┌────────

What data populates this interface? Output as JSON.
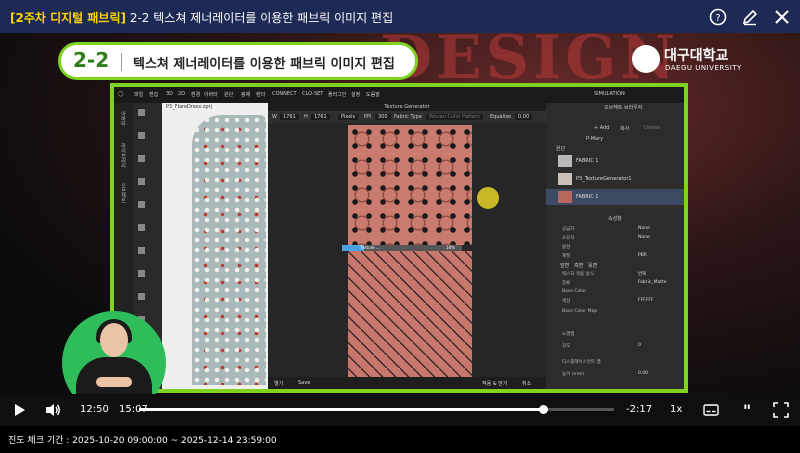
{
  "header": {
    "tag": "[2주차 디지털 패브릭]",
    "title": "2-2 텍스쳐 제너레이터를 이용한 패브릭 이미지 편집",
    "icons": [
      "help-icon",
      "edit-icon",
      "close-icon"
    ]
  },
  "video": {
    "lecture_number": "2-2",
    "lecture_title": "텍스쳐 제너레이터를 이용한 패브릭 이미지 편집",
    "university_kr": "대구대학교",
    "university_en": "DAEGU UNIVERSITY",
    "background_text": "DESIGN",
    "app": {
      "menu": [
        "파일",
        "편집",
        "3D",
        "2D",
        "환경",
        "아바타",
        "원단",
        "봉제",
        "렌더",
        "CONNECT",
        "CLO-SET",
        "플러그인",
        "설정",
        "도움말"
      ],
      "simulation_label": "SIMULATION",
      "viewport_file": "P3_FlareDress.zprj",
      "left_tabs": [
        "아바타",
        "라이브러리",
        "오브젝트"
      ],
      "texture_panel": {
        "title": "Texture Generator",
        "w_label": "W",
        "w_value": "1761",
        "h_label": "H",
        "h_value": "1761",
        "unit": "Pixels",
        "ppi_label": "PPI",
        "ppi_value": "300",
        "fabric_type_label": "Fabric Type",
        "fabric_type_value": "Woven Color Pattern",
        "equalize_label": "Equalize",
        "equalize_value": "0.00",
        "progress_label": "Texture ...",
        "progress_pct": "18%",
        "progress_fraction": 0.18,
        "open_label": "열기",
        "save_label": "Save",
        "apply_close_label": "적용 & 닫기",
        "cancel_label": "취소"
      },
      "object_browser": {
        "title": "오브젝트 브라우저",
        "add_label": "+ Add",
        "copy_label": "복사",
        "delete_label": "Delete",
        "primary_label": "P-Mary",
        "fabric_section": "원단",
        "fabrics": [
          {
            "name": "FABRIC 1",
            "selected": false
          },
          {
            "name": "P3_TextureGenerator1",
            "selected": false
          },
          {
            "name": "FABRIC 1",
            "selected": true
          }
        ]
      },
      "properties": {
        "title": "속성창",
        "rows": [
          {
            "k": "공급자",
            "v": "None"
          },
          {
            "k": "소유자",
            "v": "None"
          },
          {
            "k": "물성",
            "v": ""
          },
          {
            "k": "재질",
            "v": "PBR"
          },
          {
            "k": "텍스처 적용 방식",
            "v": "반복"
          },
          {
            "k": "종류",
            "v": "Fabric_Matte"
          },
          {
            "k": "Base Color",
            "v": ""
          },
          {
            "k": "색상",
            "v": "FFFFFF"
          },
          {
            "k": "Base Color Map",
            "v": ""
          },
          {
            "k": "노멀맵",
            "v": ""
          },
          {
            "k": "강도",
            "v": "0"
          },
          {
            "k": "디스플레이스먼트 맵",
            "v": ""
          },
          {
            "k": "높이 (mm)",
            "v": "0.00"
          }
        ],
        "tabs": [
          "앞면",
          "측면",
          "뒷면"
        ]
      }
    }
  },
  "player": {
    "current_time": "12:50",
    "duration": "15:07",
    "remaining": "-2:17",
    "speed": "1x",
    "progress_fraction": 0.85,
    "icons": [
      "play-icon",
      "volume-icon",
      "subtitle-icon",
      "quote-icon",
      "fullscreen-icon"
    ]
  },
  "footer": {
    "period_text": "진도 체크 기간 : 2025-10-20 09:00:00 ~ 2025-12-14 23:59:00"
  },
  "colors": {
    "header_bg": "#1d2a55",
    "tag_yellow": "#ffd400",
    "frame_green": "#7ed321",
    "signer_green": "#2fbd5c"
  }
}
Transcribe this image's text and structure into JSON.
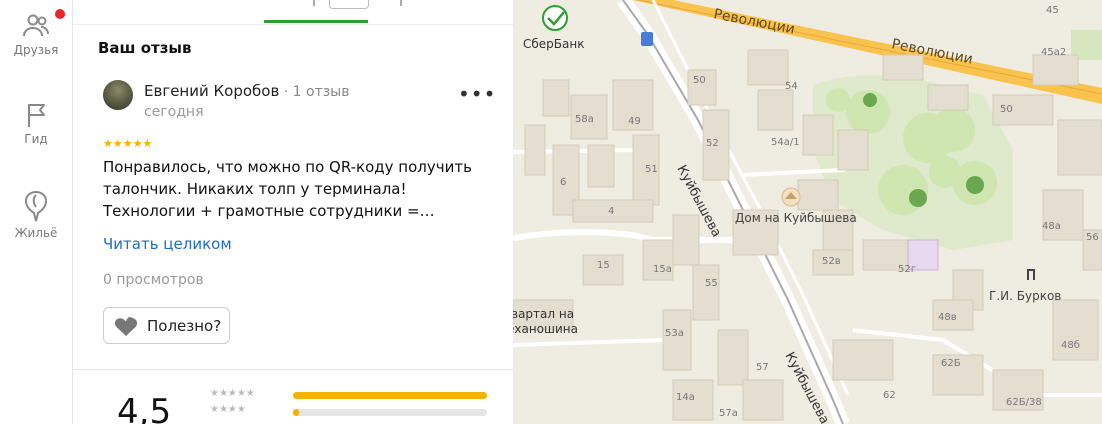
{
  "rail": {
    "friends_label": "Друзья",
    "guide_label": "Гид",
    "housing_label": "Жильё"
  },
  "review": {
    "section_title": "Ваш отзыв",
    "author": "Евгений Коробов",
    "author_count": "1 отзыв",
    "date": "сегодня",
    "stars": "★★★★★",
    "text": "Понравилось, что можно по QR-коду получить талончик. Никаких толп у терминала! Технологии + грамотные сотрудники =…",
    "read_more": "Читать целиком",
    "views": "0 просмотров",
    "useful_label": "Полезно?",
    "rating_value": "4,5",
    "distribution": [
      {
        "stars": "★★★★★",
        "fraction": 1.0
      },
      {
        "stars": "★★★★",
        "fraction": 0.03
      }
    ]
  },
  "map": {
    "poi_bank": "СберБанк",
    "poi_house": "Дом на Куйбышева",
    "poi_monument": "Г.И. Бурков",
    "street_revolution": "Революции",
    "street_kuybysheva": "Куйбышева",
    "quarter_label_1": "вартал на",
    "quarter_label_2": "еханошина",
    "buildings": [
      "45",
      "45а2",
      "50",
      "54",
      "50",
      "49",
      "58а",
      "52",
      "54а/1",
      "51",
      "6",
      "4",
      "48а",
      "15",
      "15а",
      "52в",
      "52г",
      "55",
      "48в",
      "48б",
      "53а",
      "62Б",
      "57",
      "62",
      "14а",
      "57а",
      "62Б/38",
      "56"
    ],
    "colors": {
      "road_major": "#f9c34d",
      "park": "#cfe6b0",
      "building": "#e4ded0",
      "accent_green": "#2e9e2e"
    }
  }
}
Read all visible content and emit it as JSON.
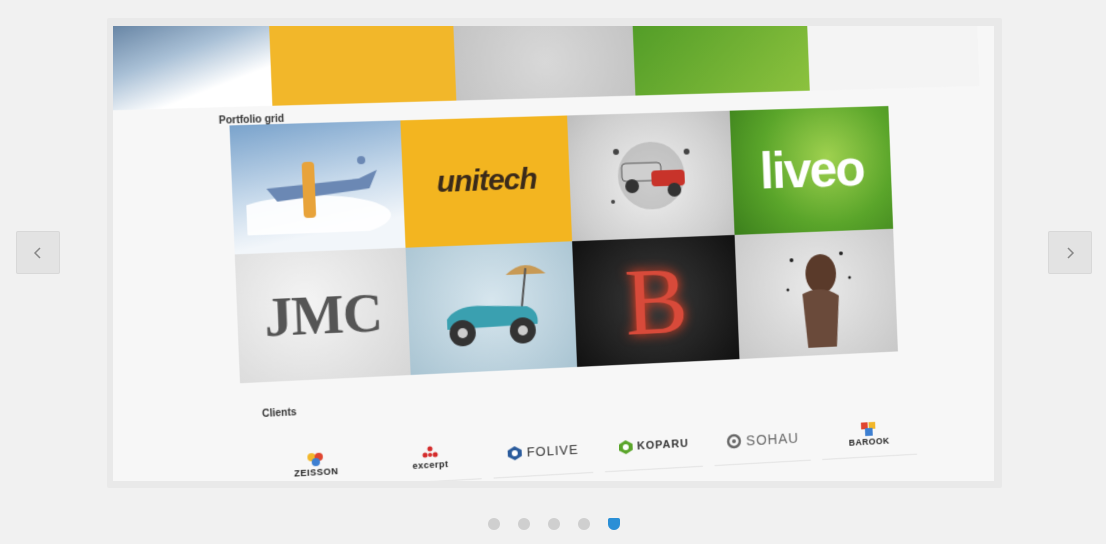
{
  "slider": {
    "portfolio_label": "Portfolio grid",
    "clients_label": "Clients",
    "grid_tiles": [
      {
        "name": "plane",
        "text": ""
      },
      {
        "name": "unitech",
        "text": "unitech"
      },
      {
        "name": "car-explosion",
        "text": ""
      },
      {
        "name": "liveo",
        "text": "liveo"
      },
      {
        "name": "jmc",
        "text": "JMC"
      },
      {
        "name": "buggy",
        "text": ""
      },
      {
        "name": "letter-b",
        "text": "B"
      },
      {
        "name": "woman",
        "text": ""
      }
    ],
    "clients": [
      {
        "label": "ZEISSON"
      },
      {
        "label": "excerpt"
      },
      {
        "label": "FOLIVE"
      },
      {
        "label": "KOPARU"
      },
      {
        "label": "SOHAU"
      },
      {
        "label": "BAROOK"
      }
    ]
  },
  "navigation": {
    "prev_icon": "chevron-left-icon",
    "next_icon": "chevron-right-icon"
  },
  "pagination": {
    "count": 5,
    "active_index": 4
  },
  "colors": {
    "accent": "#2a8fd6",
    "unitech_yellow": "#f3b520",
    "liveo_green": "#5aa52a"
  }
}
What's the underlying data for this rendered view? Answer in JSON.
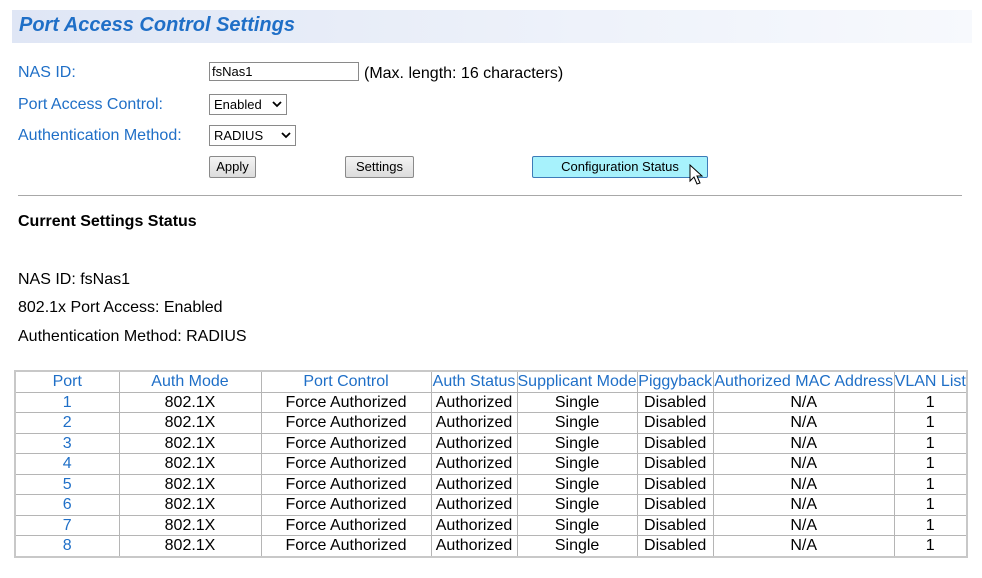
{
  "page": {
    "title": "Port Access Control Settings"
  },
  "form": {
    "nas_id": {
      "label": "NAS ID:",
      "value": "fsNas1",
      "hint": "(Max. length: 16 characters)"
    },
    "port_access_control": {
      "label": "Port Access Control:",
      "selected": "Enabled"
    },
    "auth_method": {
      "label": "Authentication Method:",
      "selected": "RADIUS"
    },
    "buttons": {
      "apply": "Apply",
      "settings": "Settings",
      "config_status": "Configuration Status"
    }
  },
  "current_status": {
    "title": "Current Settings Status",
    "nas_id_line": "NAS ID: fsNas1",
    "port_access_line": "802.1x Port Access: Enabled",
    "auth_method_line": "Authentication Method: RADIUS"
  },
  "table": {
    "headers": [
      "Port",
      "Auth Mode",
      "Port Control",
      "Auth Status",
      "Supplicant Mode",
      "Piggyback",
      "Authorized MAC Address",
      "VLAN List"
    ],
    "rows": [
      [
        "1",
        "802.1X",
        "Force Authorized",
        "Authorized",
        "Single",
        "Disabled",
        "N/A",
        "1"
      ],
      [
        "2",
        "802.1X",
        "Force Authorized",
        "Authorized",
        "Single",
        "Disabled",
        "N/A",
        "1"
      ],
      [
        "3",
        "802.1X",
        "Force Authorized",
        "Authorized",
        "Single",
        "Disabled",
        "N/A",
        "1"
      ],
      [
        "4",
        "802.1X",
        "Force Authorized",
        "Authorized",
        "Single",
        "Disabled",
        "N/A",
        "1"
      ],
      [
        "5",
        "802.1X",
        "Force Authorized",
        "Authorized",
        "Single",
        "Disabled",
        "N/A",
        "1"
      ],
      [
        "6",
        "802.1X",
        "Force Authorized",
        "Authorized",
        "Single",
        "Disabled",
        "N/A",
        "1"
      ],
      [
        "7",
        "802.1X",
        "Force Authorized",
        "Authorized",
        "Single",
        "Disabled",
        "N/A",
        "1"
      ],
      [
        "8",
        "802.1X",
        "Force Authorized",
        "Authorized",
        "Single",
        "Disabled",
        "N/A",
        "1"
      ]
    ]
  },
  "colors": {
    "accent": "#1f6fc7",
    "active_button": "#a7f2fc"
  }
}
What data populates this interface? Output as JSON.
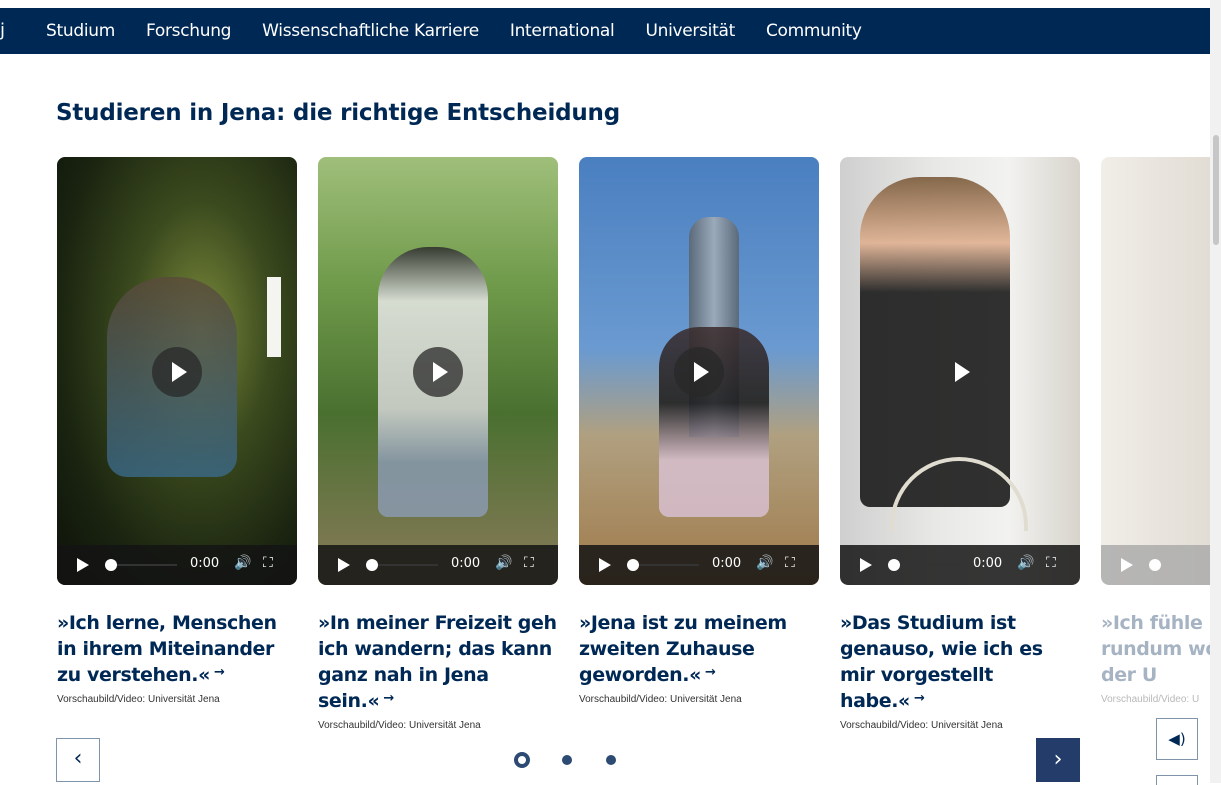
{
  "nav": {
    "logo": "j",
    "items": [
      "Studium",
      "Forschung",
      "Wissenschaftliche Karriere",
      "International",
      "Universität",
      "Community"
    ]
  },
  "section": {
    "heading": "Studieren in Jena: die richtige Entscheidung"
  },
  "cards": [
    {
      "quote": "»Ich lerne, Menschen in ihrem Miteinander zu verstehen.«",
      "credit": "Vorschaubild/Video: Universität Jena",
      "time": "0:00"
    },
    {
      "quote": "»In meiner Freizeit geh ich wandern; das kann ganz nah in Jena sein.«",
      "credit": "Vorschaubild/Video: Universität Jena",
      "time": "0:00"
    },
    {
      "quote": "»Jena ist zu meinem zweiten Zuhause geworden.«",
      "credit": "Vorschaubild/Video: Universität Jena",
      "time": "0:00"
    },
    {
      "quote": "»Das Studium ist genauso, wie ich es mir vorgestellt habe.«",
      "credit": "Vorschaubild/Video: Universität Jena",
      "time": "0:00"
    },
    {
      "quote": "»Ich fühle mich rundum wohl und an der U",
      "credit": "Vorschaubild/Video: U",
      "time": ""
    }
  ],
  "icons": {
    "arrow": "→",
    "prev": "‹",
    "next": "›",
    "volume": "🔊",
    "fullscreen": "⛶",
    "sound_toggle": "◀)"
  },
  "colors": {
    "primary": "#002855",
    "pager_next": "#233c6a"
  },
  "pager": {
    "active_index": 0,
    "count": 3
  }
}
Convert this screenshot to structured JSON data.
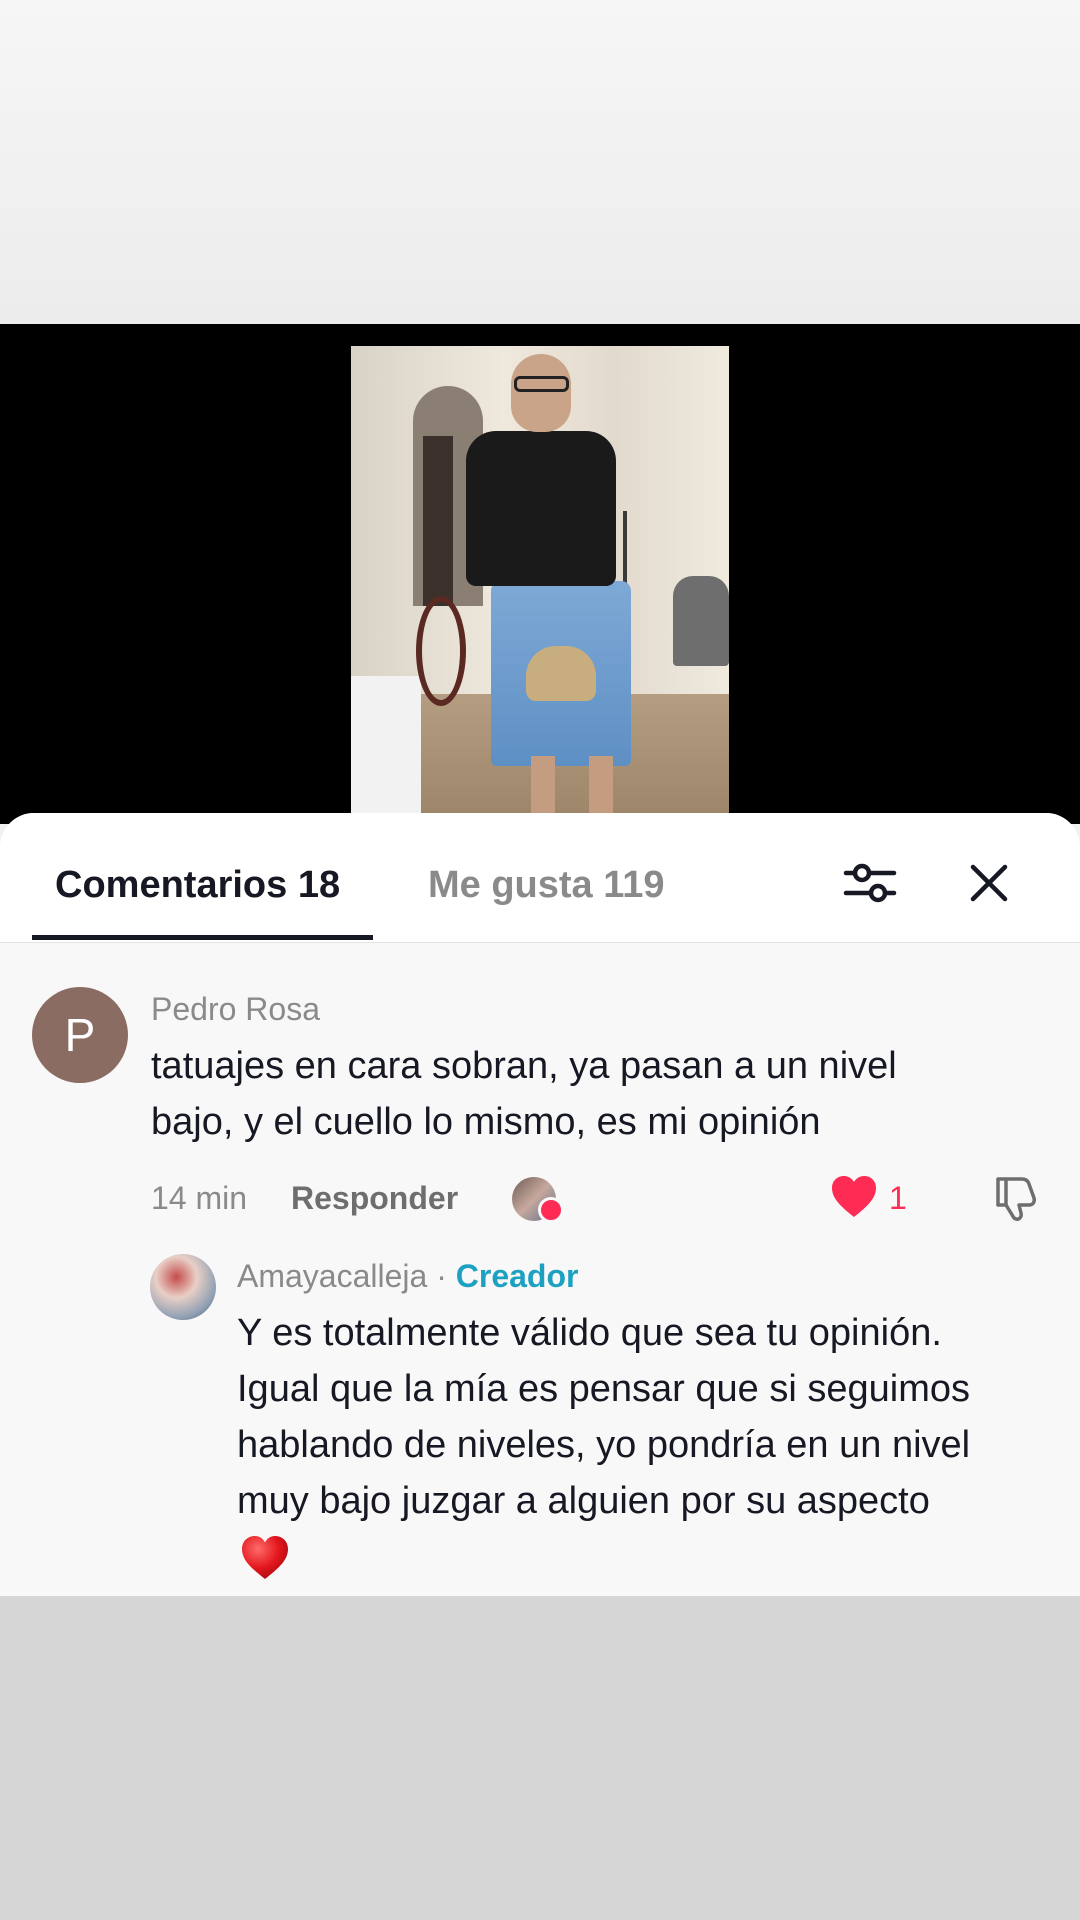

└────────

Copy out each line of the entries that holds "name".

== EXERCISE RESULT ==
            "name": "FABRIC 1",
            "name": "P3_TextureGenerator1",
            "name": "FABRIC 1",
        "name": "plane",
        "name": "unitech",
        "name": "car-explosion",
        "name": "liveo",
        "name": "jmc",
        "name": "buggy",
        "name": "letter-b",
        "name": "woman",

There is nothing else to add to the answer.